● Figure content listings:
§
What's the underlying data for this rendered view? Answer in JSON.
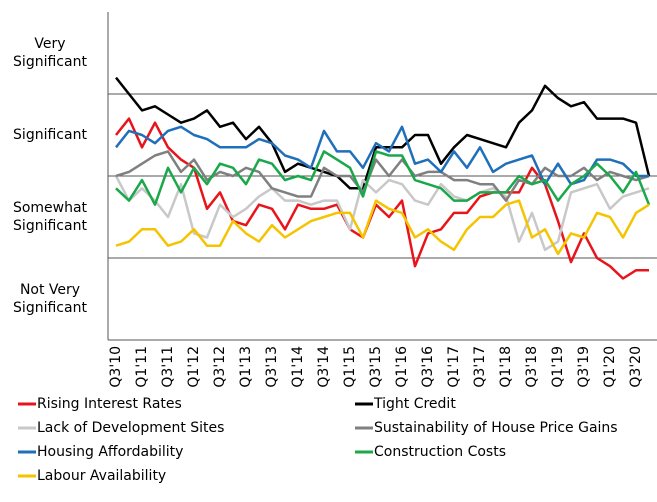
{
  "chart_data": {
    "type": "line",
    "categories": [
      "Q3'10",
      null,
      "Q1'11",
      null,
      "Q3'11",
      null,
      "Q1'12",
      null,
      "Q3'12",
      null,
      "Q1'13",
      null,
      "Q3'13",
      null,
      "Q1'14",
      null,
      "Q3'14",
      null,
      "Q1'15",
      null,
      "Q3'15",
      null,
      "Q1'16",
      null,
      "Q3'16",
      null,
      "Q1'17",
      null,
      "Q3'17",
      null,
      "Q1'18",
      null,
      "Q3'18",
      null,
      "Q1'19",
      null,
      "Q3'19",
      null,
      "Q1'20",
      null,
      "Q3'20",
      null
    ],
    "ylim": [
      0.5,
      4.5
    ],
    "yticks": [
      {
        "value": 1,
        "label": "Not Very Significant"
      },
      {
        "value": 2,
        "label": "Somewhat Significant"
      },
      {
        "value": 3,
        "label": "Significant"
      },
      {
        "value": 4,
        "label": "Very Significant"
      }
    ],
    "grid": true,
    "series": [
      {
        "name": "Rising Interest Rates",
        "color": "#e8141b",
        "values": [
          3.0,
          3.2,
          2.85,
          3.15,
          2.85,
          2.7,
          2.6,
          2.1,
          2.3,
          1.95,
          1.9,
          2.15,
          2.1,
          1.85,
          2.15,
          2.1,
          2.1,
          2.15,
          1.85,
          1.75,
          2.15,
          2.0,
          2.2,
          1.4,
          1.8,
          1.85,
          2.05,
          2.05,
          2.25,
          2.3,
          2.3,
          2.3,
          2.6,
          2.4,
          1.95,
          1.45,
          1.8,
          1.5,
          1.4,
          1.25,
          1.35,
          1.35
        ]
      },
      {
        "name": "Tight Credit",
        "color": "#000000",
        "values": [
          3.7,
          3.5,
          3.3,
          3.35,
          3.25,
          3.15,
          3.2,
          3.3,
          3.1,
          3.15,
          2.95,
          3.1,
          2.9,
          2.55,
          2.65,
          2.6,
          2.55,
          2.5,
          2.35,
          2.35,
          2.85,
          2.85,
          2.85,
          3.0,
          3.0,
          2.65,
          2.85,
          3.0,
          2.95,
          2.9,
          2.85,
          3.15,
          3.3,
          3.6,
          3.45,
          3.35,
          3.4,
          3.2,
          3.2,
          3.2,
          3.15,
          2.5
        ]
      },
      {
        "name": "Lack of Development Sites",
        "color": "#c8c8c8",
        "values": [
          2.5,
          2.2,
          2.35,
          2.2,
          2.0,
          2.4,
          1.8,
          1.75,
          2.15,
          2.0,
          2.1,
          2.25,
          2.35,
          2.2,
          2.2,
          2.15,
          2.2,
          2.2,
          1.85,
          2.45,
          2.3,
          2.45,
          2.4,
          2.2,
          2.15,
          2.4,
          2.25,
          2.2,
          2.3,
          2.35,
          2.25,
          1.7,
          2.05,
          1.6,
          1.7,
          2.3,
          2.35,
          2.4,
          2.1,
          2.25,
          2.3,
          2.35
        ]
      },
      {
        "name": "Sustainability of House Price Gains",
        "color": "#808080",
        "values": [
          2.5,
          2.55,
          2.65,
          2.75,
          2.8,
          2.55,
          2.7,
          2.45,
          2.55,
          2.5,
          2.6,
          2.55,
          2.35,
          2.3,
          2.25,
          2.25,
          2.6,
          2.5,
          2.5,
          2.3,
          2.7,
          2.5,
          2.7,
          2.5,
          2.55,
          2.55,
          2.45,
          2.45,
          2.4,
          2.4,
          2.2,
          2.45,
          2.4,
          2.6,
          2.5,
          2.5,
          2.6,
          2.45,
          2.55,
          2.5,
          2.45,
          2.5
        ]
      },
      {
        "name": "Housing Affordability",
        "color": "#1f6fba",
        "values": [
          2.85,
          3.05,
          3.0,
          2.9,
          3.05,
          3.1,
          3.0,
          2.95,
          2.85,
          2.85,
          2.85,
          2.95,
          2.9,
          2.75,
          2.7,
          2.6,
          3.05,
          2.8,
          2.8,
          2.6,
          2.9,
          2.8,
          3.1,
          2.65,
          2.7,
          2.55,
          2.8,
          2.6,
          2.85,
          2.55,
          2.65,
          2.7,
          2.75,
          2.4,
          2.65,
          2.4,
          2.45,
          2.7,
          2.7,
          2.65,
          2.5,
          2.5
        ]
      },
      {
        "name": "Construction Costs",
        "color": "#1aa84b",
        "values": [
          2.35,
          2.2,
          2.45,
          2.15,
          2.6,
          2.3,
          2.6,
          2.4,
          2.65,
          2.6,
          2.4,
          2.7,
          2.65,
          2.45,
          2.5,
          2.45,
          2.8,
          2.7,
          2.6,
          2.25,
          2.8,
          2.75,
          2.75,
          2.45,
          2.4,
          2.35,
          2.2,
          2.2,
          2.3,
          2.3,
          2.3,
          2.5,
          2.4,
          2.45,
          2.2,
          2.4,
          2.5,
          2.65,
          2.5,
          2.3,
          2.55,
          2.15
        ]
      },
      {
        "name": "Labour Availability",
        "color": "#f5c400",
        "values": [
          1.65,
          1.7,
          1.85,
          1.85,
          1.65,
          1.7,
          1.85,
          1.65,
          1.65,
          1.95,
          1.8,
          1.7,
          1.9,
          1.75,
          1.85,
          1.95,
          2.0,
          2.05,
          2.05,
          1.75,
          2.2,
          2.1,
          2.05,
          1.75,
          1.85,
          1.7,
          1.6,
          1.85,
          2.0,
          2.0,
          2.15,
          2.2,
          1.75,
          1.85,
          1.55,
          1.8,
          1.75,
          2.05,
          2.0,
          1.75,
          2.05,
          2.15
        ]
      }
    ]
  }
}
§
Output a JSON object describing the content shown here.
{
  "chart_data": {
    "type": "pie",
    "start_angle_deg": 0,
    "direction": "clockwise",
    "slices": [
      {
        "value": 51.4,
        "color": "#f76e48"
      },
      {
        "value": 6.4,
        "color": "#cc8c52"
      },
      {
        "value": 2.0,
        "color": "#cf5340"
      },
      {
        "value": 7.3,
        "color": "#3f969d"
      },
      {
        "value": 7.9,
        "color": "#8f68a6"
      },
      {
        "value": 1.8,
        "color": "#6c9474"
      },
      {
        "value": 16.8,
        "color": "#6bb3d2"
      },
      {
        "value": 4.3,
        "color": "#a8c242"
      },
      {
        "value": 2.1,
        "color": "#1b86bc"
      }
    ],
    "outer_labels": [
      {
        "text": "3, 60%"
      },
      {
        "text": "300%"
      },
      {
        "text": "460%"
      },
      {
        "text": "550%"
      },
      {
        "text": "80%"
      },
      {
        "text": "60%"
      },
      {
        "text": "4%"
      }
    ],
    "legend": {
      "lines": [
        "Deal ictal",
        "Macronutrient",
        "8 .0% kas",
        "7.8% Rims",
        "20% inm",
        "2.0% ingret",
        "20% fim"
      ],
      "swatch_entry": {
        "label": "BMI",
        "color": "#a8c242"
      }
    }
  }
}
§
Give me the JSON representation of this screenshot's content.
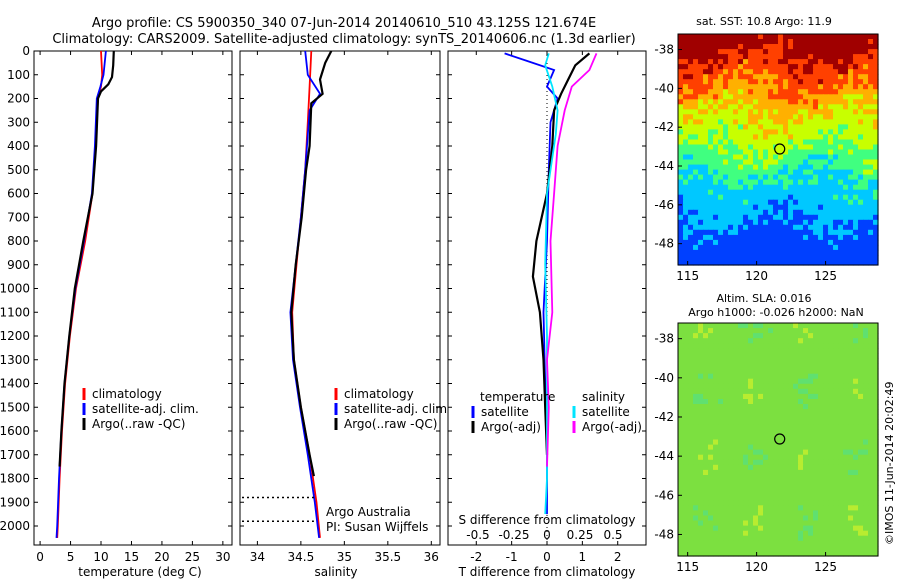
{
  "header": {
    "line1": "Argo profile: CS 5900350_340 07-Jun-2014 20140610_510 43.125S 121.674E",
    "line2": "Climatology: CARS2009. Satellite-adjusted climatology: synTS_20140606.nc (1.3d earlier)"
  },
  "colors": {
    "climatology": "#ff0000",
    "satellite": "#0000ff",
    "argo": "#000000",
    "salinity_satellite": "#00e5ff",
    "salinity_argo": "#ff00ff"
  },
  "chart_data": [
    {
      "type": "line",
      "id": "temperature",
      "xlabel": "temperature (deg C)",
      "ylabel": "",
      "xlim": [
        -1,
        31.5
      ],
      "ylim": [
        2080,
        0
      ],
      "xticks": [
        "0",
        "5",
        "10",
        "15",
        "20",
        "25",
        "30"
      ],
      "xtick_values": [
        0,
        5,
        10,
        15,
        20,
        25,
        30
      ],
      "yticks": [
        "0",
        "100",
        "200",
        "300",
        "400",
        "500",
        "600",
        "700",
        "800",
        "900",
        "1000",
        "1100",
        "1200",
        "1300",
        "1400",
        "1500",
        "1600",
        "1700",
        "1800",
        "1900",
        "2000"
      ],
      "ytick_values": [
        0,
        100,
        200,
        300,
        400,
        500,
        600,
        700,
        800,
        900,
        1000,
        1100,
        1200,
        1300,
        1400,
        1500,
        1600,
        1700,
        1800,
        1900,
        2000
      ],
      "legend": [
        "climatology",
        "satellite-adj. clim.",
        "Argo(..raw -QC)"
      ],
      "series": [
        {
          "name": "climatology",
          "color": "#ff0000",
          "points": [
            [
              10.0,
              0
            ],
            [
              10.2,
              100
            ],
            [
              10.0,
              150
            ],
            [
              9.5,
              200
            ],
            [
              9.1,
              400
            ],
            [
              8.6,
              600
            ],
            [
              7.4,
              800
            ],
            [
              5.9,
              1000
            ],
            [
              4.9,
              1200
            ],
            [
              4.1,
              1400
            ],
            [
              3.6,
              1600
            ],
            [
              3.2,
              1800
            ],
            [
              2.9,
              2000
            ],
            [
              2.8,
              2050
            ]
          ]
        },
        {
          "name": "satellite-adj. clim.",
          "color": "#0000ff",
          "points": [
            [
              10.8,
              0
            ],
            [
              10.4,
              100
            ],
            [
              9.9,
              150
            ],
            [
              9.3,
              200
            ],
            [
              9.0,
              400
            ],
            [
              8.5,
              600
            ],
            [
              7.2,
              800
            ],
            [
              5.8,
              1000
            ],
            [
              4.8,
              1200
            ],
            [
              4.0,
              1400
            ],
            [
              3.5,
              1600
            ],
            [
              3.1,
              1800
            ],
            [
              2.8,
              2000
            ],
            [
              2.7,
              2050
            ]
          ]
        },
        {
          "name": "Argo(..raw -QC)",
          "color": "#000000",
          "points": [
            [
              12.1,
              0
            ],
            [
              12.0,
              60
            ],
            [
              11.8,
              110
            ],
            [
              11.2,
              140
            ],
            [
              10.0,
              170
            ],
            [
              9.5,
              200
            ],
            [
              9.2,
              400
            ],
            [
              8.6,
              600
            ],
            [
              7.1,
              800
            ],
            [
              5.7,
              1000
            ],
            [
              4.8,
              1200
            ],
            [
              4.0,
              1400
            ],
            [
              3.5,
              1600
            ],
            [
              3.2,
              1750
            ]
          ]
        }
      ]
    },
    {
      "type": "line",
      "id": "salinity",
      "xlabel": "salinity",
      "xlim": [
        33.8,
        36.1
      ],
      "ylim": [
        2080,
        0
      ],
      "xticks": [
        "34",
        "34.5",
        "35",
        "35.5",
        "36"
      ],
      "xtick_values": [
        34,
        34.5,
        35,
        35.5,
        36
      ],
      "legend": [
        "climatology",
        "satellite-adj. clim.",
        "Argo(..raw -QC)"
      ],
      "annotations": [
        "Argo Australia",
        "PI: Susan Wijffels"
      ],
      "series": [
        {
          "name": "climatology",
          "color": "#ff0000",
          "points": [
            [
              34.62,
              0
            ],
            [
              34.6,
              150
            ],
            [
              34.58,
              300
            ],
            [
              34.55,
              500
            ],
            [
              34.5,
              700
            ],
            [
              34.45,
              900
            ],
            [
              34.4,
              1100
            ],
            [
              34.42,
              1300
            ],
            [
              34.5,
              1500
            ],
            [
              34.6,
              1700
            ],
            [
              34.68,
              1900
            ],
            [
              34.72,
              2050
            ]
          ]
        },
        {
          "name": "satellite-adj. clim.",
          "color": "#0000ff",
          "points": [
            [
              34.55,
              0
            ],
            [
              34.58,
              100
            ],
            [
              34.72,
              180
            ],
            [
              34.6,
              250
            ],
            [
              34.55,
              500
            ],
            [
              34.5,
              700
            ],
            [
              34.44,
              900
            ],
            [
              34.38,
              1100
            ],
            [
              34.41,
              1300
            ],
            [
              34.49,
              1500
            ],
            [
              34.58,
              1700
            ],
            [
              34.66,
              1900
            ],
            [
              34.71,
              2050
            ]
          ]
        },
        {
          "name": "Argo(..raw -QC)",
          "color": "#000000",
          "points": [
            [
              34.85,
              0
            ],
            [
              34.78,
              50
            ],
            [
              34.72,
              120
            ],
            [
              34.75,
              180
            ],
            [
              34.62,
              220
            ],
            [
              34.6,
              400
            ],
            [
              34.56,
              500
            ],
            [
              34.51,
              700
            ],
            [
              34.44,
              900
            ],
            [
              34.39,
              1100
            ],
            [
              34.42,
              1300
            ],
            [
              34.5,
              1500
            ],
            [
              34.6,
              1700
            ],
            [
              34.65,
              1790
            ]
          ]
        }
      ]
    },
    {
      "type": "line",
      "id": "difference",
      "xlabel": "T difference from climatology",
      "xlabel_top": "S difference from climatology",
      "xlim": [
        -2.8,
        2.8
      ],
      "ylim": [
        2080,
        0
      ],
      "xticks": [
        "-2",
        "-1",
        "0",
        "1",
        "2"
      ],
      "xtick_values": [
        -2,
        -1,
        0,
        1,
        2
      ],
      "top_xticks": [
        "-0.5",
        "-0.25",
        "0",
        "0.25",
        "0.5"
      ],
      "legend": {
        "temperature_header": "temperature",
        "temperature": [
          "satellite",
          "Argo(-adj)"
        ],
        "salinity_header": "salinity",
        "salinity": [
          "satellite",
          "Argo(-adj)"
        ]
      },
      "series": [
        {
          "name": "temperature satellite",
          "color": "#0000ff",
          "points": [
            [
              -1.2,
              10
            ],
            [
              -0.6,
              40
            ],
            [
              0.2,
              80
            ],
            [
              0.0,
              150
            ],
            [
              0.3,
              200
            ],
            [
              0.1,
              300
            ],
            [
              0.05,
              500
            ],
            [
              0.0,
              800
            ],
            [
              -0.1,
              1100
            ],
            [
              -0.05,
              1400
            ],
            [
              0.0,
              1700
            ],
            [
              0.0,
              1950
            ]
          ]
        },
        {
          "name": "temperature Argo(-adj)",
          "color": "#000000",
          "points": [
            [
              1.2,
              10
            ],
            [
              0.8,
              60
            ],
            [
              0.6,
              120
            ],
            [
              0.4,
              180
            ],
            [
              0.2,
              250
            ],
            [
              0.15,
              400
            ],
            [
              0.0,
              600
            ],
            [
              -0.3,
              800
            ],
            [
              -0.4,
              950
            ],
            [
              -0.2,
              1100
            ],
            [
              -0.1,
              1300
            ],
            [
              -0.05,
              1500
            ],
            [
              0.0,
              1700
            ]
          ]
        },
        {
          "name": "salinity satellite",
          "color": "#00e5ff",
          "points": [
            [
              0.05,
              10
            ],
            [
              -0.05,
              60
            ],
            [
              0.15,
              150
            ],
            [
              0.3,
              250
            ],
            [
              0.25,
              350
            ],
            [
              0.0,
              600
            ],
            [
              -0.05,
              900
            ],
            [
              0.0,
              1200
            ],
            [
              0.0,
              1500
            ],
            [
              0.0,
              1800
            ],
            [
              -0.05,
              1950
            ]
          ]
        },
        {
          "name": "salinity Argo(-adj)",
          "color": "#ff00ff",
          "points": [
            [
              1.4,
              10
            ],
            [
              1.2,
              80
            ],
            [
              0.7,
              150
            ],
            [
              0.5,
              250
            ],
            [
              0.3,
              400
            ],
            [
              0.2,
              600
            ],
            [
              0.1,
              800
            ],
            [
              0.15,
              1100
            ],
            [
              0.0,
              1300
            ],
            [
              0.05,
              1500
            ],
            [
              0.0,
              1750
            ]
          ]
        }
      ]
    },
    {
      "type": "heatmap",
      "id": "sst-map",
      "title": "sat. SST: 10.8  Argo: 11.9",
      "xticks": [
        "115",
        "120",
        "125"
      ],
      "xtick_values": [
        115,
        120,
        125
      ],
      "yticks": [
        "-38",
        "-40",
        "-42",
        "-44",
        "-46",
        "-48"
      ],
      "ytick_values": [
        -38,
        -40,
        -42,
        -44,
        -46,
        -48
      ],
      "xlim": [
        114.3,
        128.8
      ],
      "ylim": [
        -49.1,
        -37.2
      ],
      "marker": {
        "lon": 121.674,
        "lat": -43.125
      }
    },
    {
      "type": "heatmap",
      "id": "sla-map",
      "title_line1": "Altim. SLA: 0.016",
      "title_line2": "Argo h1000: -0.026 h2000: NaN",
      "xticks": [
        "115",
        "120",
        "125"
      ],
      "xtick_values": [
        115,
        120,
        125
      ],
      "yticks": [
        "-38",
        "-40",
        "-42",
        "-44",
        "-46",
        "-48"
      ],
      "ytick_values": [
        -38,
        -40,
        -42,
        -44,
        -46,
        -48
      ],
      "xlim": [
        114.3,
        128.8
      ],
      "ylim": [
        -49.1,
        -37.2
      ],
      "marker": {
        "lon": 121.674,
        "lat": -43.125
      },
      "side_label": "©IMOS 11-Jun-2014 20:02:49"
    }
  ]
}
§
● DIRECTIVE: Collect, from the material above, every line containing the word "temperature".

● RESULT BELOW:
      "id": "temperature",
      "xlabel": "temperature (deg C)",
        "temperature_header": "temperature",
        "temperature": [
          "name": "temperature satellite",
          "name": "temperature Argo(-adj)",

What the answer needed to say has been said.